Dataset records

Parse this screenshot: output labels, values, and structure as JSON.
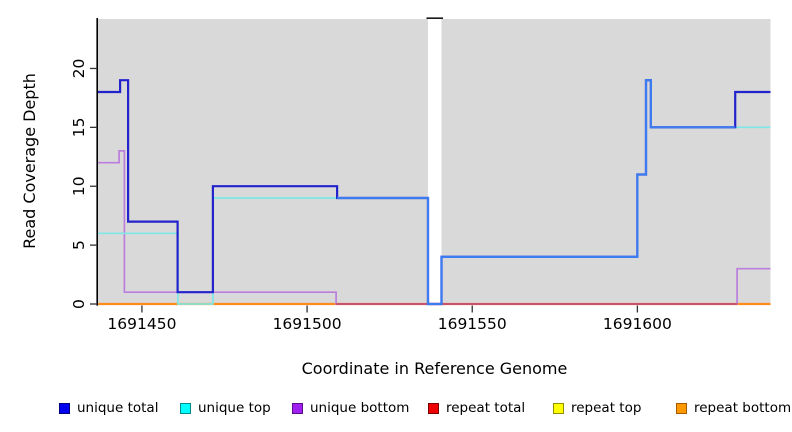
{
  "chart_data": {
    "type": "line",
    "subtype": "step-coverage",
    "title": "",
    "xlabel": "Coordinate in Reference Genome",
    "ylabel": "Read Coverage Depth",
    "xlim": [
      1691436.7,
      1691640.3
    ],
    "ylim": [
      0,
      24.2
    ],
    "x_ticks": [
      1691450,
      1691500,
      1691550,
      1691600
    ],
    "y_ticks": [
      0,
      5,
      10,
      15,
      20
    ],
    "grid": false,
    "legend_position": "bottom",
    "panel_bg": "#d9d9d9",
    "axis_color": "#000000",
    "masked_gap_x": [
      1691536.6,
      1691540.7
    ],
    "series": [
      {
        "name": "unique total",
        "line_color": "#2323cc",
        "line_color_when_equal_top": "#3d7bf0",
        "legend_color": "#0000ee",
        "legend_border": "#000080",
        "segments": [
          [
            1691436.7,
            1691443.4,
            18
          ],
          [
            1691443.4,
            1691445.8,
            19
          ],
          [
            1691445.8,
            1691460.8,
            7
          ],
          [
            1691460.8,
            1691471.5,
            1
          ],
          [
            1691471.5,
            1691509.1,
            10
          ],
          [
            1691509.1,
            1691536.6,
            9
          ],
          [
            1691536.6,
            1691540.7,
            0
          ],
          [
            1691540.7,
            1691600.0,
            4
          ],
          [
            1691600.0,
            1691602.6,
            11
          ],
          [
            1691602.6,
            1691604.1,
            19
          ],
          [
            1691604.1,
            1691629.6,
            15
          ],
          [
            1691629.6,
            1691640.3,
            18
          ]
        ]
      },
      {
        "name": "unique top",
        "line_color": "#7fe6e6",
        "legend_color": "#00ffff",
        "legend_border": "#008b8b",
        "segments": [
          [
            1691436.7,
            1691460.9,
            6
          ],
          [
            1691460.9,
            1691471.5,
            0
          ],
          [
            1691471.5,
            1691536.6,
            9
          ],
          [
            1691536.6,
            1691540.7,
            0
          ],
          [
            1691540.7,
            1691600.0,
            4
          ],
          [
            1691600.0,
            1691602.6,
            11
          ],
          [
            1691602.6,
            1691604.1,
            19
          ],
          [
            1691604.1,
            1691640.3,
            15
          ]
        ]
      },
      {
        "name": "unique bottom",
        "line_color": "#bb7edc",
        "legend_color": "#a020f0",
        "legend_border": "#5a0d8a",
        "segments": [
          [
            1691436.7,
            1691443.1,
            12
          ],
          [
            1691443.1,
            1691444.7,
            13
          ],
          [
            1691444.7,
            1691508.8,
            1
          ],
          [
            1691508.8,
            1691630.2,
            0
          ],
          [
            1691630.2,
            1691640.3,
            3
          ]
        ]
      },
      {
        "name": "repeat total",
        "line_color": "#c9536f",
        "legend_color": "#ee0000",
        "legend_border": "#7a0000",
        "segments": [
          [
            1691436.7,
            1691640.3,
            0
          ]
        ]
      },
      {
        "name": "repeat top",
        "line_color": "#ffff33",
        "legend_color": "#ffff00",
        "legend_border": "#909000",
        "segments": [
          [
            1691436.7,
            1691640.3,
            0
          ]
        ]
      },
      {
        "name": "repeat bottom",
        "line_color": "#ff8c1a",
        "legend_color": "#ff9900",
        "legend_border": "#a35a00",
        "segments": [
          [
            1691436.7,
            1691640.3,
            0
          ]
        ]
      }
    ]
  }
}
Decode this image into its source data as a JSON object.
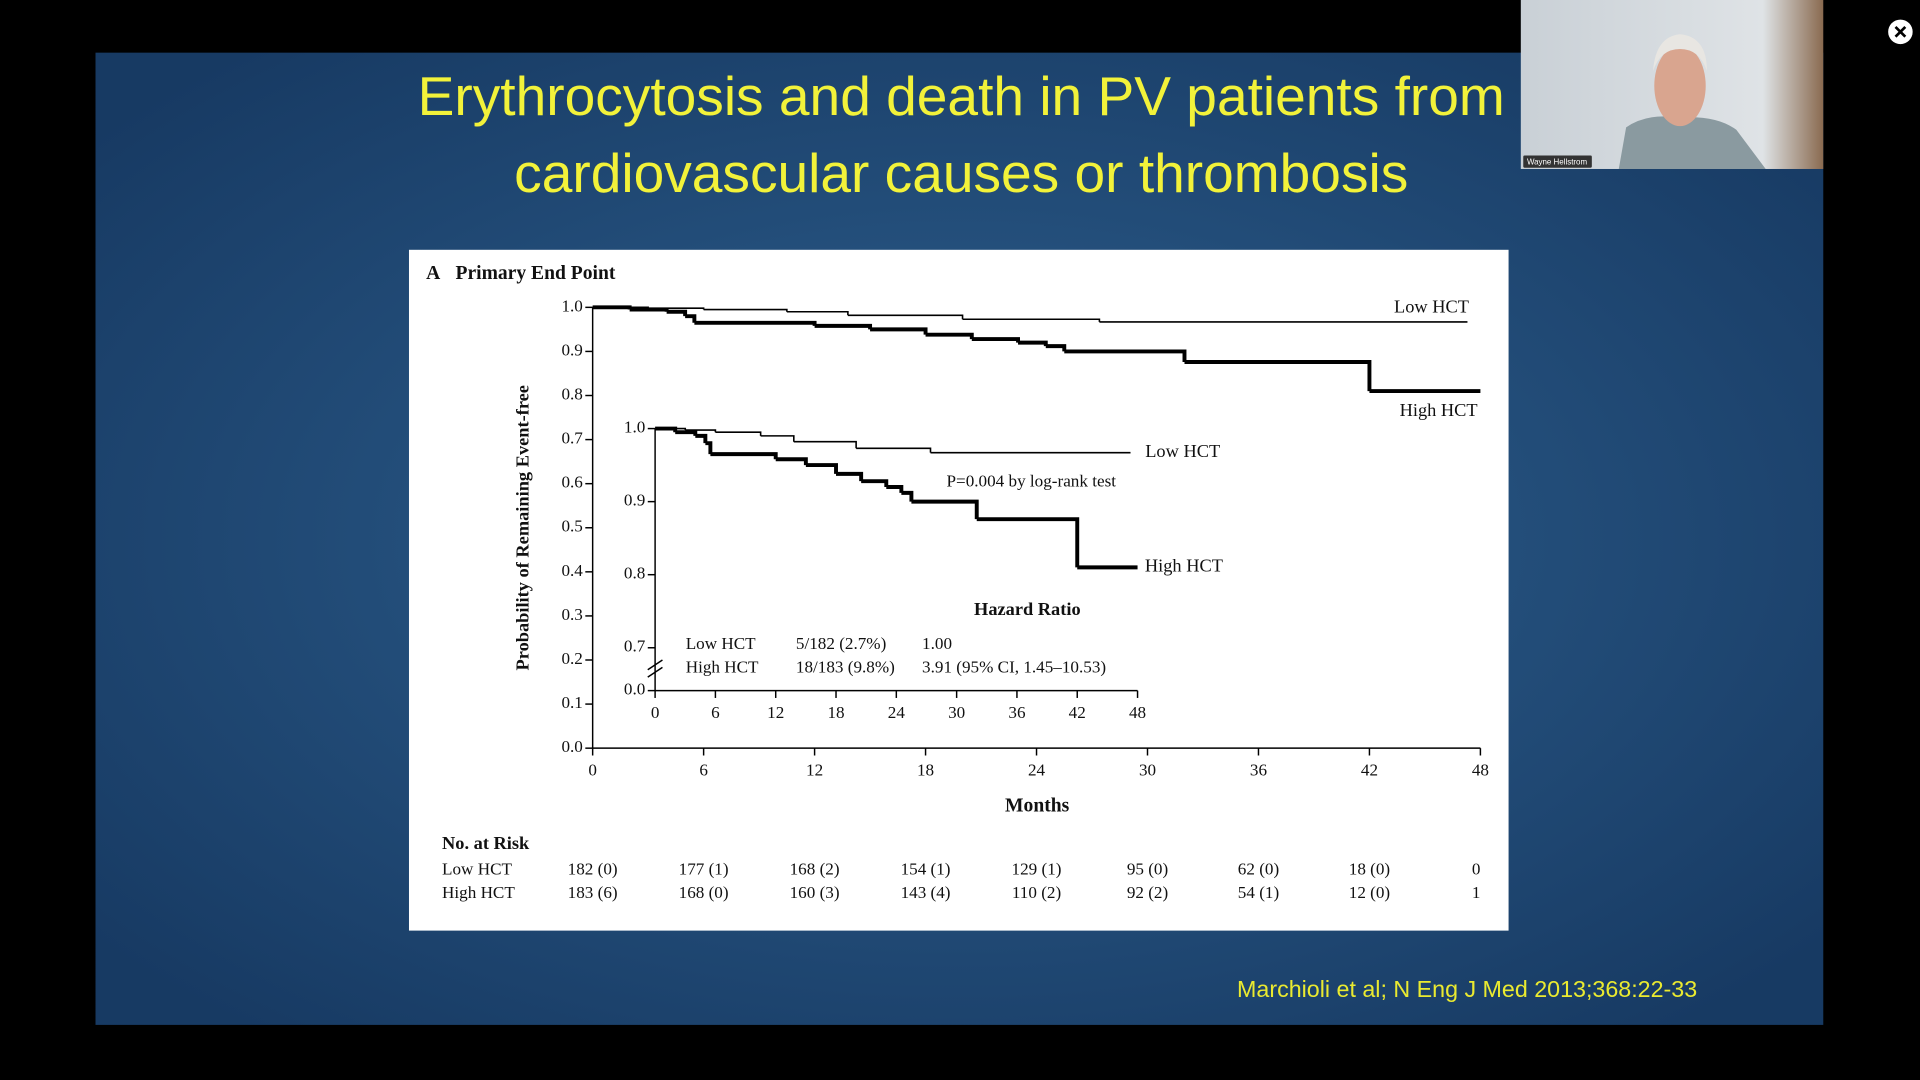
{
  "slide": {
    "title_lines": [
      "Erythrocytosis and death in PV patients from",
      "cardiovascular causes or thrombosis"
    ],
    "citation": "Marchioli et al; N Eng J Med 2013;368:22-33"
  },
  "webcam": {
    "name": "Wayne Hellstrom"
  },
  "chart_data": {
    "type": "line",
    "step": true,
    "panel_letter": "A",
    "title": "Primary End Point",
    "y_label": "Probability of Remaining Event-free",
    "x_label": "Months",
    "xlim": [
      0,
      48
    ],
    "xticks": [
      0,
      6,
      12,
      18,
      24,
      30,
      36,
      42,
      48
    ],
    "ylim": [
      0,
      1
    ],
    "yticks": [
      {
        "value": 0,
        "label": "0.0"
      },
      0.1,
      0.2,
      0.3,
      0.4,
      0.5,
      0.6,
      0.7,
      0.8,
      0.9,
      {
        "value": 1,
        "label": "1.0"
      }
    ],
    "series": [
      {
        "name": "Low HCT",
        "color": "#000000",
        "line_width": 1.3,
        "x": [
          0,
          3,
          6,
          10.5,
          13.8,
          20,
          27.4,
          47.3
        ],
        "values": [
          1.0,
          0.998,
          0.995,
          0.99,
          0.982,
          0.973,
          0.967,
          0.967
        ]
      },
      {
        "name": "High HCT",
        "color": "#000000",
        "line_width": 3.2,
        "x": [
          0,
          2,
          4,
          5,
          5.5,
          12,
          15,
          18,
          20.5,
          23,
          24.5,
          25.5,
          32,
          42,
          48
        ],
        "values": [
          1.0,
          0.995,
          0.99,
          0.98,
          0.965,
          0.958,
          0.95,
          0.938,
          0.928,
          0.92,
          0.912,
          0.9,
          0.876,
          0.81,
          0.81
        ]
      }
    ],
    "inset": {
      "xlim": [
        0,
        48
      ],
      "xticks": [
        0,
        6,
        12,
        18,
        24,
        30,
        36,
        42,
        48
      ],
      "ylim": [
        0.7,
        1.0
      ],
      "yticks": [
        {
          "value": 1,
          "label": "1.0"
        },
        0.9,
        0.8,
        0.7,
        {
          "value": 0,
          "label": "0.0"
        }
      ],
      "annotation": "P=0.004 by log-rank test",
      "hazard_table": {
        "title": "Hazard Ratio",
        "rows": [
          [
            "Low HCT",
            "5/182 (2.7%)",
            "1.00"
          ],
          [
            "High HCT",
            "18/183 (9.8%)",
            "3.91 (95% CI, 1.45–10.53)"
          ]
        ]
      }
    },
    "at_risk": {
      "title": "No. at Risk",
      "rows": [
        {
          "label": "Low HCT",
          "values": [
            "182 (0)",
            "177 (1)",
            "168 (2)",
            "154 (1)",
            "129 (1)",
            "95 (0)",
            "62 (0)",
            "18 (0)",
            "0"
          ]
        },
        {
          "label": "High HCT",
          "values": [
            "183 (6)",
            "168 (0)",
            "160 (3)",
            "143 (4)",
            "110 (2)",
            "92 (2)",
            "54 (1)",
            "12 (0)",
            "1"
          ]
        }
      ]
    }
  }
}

==

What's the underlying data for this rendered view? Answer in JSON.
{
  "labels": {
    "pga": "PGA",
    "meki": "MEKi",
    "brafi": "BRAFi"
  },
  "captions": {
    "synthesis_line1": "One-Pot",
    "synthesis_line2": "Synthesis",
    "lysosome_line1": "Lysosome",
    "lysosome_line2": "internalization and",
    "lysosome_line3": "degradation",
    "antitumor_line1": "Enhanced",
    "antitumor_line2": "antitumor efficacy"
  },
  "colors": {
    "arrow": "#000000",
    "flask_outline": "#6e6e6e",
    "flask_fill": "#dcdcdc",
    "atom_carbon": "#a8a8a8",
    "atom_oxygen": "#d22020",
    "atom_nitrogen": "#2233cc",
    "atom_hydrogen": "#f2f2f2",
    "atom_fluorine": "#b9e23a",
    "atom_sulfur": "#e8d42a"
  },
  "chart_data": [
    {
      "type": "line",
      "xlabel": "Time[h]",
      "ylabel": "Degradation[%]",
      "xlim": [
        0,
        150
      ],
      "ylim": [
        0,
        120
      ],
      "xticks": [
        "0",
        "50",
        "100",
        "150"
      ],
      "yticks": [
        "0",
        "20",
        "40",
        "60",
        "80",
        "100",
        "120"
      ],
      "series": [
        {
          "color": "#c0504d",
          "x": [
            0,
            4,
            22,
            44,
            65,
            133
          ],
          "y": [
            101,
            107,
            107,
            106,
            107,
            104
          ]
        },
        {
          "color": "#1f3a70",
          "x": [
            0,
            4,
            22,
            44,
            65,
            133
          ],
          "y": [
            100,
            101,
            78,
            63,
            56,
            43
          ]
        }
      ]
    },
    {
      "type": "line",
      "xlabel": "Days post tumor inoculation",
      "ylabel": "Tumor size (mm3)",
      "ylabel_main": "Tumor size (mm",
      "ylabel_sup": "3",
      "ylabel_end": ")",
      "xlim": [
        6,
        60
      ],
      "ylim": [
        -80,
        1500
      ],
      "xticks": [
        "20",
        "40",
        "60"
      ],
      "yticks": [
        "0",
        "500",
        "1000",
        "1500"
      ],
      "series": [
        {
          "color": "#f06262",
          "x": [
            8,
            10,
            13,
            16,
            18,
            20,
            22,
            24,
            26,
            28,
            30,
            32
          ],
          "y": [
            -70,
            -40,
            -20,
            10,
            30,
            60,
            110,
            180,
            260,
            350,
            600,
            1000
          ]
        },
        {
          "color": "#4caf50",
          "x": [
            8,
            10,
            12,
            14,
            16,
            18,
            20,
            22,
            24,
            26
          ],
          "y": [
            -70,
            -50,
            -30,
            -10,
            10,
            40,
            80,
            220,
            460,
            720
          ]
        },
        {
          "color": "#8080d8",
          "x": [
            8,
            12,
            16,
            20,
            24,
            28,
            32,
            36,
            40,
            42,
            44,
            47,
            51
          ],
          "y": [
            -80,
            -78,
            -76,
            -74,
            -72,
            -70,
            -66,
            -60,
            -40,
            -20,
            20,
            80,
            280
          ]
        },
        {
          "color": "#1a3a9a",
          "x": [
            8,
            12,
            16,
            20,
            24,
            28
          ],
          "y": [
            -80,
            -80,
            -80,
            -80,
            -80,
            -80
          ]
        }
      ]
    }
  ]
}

(Problem requirements)
Each line of the entries above that contains "name" must be copied into the answer.

(Task solution)
        "name": "unique total",
        "name": "unique top",
        "name": "unique bottom",
        "name": "repeat total",
        "name": "repeat top",
        "name": "repeat bottom",
    "name": "Wayne Hellstrom"
        "name": "Low HCT",
        "name": "High HCT",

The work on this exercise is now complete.